**DATASET EXTRACT**
^^^^^^^^^^^^^^^^

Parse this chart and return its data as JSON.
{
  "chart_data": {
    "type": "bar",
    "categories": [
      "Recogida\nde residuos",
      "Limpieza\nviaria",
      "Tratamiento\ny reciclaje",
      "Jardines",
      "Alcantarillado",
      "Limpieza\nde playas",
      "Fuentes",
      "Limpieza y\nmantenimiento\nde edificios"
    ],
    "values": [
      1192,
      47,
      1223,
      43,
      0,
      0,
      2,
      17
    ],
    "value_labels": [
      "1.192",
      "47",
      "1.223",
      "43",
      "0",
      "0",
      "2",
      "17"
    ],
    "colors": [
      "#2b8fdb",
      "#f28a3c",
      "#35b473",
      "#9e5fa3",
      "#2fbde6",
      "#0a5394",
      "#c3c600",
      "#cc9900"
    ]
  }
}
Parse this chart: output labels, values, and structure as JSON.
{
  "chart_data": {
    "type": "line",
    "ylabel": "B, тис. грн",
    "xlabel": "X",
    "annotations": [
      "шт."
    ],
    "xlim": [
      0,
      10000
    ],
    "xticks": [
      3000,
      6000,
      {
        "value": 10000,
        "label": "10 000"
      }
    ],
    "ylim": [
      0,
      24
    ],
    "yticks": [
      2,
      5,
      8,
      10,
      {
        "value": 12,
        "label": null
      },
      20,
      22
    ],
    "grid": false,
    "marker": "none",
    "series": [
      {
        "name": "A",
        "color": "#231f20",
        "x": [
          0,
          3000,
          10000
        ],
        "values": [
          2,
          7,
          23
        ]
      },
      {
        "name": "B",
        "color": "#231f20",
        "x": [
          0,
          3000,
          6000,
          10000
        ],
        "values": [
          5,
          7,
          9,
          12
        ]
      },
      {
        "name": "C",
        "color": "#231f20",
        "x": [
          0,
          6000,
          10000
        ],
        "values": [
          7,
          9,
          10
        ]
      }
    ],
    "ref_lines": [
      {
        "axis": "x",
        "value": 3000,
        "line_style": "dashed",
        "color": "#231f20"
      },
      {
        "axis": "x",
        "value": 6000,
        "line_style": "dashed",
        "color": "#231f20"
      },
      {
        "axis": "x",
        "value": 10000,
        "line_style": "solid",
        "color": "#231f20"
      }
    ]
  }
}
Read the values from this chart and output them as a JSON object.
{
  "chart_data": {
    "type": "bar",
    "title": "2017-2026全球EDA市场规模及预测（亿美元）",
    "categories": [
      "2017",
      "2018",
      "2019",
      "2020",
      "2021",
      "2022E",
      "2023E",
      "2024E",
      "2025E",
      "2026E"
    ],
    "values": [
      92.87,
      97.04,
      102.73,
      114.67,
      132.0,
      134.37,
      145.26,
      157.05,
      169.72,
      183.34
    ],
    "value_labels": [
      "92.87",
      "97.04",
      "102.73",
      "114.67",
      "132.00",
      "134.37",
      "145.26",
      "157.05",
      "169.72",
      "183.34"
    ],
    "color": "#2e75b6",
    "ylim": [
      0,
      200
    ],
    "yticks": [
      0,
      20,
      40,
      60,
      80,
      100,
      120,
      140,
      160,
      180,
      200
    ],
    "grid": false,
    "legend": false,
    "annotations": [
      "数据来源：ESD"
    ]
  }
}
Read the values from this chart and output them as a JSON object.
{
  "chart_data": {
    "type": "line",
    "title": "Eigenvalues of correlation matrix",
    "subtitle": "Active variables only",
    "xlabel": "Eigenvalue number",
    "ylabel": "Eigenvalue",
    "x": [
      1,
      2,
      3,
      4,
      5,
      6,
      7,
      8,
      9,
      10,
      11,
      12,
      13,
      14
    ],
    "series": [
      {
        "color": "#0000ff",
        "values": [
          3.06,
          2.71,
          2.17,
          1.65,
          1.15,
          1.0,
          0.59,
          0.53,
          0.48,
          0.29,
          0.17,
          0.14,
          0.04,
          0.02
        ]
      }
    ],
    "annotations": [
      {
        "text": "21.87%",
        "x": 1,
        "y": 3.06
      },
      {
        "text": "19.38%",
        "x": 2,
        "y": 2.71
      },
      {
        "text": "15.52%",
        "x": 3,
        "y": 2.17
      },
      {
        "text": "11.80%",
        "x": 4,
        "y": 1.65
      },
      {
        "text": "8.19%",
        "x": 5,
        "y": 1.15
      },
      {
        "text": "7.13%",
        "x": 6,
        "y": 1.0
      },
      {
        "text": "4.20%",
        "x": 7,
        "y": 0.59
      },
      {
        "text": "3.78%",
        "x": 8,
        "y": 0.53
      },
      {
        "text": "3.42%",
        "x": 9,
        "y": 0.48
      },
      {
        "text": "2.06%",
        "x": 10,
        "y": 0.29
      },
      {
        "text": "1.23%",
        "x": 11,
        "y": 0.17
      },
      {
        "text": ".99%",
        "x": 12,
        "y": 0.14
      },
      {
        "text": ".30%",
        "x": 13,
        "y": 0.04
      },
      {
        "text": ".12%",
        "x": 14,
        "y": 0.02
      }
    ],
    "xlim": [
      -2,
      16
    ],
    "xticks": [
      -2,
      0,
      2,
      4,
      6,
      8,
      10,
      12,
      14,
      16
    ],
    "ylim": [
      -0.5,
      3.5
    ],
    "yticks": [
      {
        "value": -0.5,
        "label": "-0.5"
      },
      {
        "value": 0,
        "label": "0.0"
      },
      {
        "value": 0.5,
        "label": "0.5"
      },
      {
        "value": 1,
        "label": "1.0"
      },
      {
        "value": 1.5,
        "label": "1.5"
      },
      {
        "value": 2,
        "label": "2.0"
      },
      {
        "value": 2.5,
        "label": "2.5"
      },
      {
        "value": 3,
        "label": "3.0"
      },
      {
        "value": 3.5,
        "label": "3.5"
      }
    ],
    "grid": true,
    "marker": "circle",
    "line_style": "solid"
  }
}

^^^^^^^^^^^^^^^^

**EXERCISE GOAL**
From the entries above, extract each line containing "Parse".

**CORRECT RESPONSE**
Parse this chart and return its data as JSON.
Parse this chart: output labels, values, and structure as JSON.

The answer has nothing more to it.